(TEXT BLOCK)
------------------------------------------------

4 Reasons U.S. Manufacturing is Making a Comeback
Tightening margins, wage pressures and a culture that expects an endless supply of cheap, disposable goods have spelt the decline of light industry and manufacturing in many developed economies. Commoditization has left us with a price-led consumer market—people want things cheap and they want them fast. And developing economies have fulfilled this wishlist for some time now.
Increasingly, developed economies have accepted their inability to compete on cost in the manufacturing and light industrial space, and have turned their focus to more ‘strategic’ pursuits. Service, innovation and strategic management rather than production of goods has increasingly become the focus of companies with their roots in developed economies.
But are signs emerging that the pendulum is now swinging back the other way? In the U.S. at least, new ways to compete in this space are being found, and the value of a first-world approach to manufacturing is again being realized.

------------------------------------------------

(DATA SECTION)

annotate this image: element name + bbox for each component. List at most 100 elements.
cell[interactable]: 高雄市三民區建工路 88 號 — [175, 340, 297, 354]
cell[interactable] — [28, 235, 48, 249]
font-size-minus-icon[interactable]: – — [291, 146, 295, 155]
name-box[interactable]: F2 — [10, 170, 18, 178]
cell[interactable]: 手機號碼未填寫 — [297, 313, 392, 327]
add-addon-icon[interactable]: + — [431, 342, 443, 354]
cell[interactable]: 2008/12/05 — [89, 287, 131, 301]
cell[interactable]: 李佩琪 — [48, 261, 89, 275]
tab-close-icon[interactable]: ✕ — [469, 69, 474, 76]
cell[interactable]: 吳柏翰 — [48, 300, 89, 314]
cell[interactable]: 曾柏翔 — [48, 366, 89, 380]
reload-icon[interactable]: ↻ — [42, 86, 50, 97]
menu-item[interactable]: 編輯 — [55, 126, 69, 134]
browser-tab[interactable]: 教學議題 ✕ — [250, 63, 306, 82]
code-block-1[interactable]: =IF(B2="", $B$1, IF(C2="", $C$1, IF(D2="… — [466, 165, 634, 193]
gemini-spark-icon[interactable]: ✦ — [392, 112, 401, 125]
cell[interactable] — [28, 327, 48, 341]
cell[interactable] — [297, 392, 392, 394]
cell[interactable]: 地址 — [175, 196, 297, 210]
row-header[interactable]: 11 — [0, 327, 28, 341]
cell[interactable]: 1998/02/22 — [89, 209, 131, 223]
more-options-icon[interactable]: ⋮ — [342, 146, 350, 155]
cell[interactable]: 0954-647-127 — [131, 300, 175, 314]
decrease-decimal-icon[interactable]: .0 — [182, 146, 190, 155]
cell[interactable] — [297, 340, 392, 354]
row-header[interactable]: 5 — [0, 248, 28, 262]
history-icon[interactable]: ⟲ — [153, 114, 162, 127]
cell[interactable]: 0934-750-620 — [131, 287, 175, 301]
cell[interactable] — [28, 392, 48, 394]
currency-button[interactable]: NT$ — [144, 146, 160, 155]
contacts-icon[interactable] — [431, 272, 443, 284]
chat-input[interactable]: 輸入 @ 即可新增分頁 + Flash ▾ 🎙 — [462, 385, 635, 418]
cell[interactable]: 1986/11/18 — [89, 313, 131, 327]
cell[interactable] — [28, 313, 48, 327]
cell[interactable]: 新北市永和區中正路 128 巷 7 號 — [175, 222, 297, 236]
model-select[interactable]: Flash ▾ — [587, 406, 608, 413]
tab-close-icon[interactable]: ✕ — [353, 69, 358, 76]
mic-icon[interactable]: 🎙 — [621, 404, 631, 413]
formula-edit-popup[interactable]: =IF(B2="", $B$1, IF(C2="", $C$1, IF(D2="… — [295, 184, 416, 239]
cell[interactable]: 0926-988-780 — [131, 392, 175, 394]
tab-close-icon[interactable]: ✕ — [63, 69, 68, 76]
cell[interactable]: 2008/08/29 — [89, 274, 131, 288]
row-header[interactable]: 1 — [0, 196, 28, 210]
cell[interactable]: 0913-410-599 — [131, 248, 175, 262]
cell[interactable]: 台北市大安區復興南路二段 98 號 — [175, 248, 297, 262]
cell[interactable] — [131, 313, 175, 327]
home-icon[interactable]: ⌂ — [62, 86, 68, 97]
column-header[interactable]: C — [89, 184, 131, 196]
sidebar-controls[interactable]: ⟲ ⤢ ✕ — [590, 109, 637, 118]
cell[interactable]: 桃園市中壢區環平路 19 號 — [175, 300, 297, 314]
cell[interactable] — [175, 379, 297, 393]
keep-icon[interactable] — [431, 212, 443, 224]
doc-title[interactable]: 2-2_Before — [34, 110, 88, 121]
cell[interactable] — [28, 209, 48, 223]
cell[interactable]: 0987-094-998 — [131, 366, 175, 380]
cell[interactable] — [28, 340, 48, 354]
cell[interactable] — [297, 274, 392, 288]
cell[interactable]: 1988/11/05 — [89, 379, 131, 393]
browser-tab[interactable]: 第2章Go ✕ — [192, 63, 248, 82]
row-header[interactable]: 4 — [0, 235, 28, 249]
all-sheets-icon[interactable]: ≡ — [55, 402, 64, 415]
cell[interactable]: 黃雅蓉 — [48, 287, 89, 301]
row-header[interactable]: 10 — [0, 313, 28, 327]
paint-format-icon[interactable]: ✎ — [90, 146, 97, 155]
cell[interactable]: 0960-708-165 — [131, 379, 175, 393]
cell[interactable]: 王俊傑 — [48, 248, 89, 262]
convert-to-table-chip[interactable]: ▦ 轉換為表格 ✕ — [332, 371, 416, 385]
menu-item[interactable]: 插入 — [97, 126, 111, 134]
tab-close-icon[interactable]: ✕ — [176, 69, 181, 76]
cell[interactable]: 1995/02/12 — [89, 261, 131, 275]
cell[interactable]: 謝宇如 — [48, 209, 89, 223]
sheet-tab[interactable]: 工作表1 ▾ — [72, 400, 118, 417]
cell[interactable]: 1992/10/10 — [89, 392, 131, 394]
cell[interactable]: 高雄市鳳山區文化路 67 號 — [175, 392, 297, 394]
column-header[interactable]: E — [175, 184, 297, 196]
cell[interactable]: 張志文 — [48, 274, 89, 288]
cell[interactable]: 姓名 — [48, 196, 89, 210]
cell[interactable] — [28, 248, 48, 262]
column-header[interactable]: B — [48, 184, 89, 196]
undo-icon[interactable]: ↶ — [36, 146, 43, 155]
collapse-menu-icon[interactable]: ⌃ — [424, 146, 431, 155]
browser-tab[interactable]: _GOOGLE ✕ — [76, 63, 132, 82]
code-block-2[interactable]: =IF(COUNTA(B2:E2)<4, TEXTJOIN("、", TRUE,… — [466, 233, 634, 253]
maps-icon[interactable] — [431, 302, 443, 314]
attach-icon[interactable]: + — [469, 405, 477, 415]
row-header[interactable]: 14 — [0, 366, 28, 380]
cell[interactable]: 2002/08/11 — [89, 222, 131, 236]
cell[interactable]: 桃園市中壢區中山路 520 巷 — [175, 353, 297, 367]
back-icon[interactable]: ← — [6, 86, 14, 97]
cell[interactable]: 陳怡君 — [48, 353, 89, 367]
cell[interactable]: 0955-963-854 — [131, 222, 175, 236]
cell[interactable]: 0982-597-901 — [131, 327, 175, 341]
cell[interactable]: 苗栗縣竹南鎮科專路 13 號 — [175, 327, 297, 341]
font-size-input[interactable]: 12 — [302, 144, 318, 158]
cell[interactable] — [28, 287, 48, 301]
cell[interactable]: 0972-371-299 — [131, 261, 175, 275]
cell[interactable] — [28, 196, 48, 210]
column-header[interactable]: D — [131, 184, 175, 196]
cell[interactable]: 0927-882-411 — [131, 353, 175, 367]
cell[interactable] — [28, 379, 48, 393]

------------------------------------------------

(EXERCISE INSTRUCTIONS)
Pick up the article on the U.S. manufacturing comeback after its final sentence and continue writing it.

(SOLVED PROBLEM)
Amid the doom and gloom of the American economy, the light industrial space is a rare positive note. The U.S. Bureau of Labor Statistics shows the unemployment rate across the manufacturing industry as a whole dropping back to around 9% at the end of 2011, from a high of more than 12% in 2009. Throughout 2011, the statistics have been improving month-on-month, with both separations and mass layoff events decreasing steadily. And, if the issues outlined here are anything to go by, the positive signs could well be the beginning of something bigger.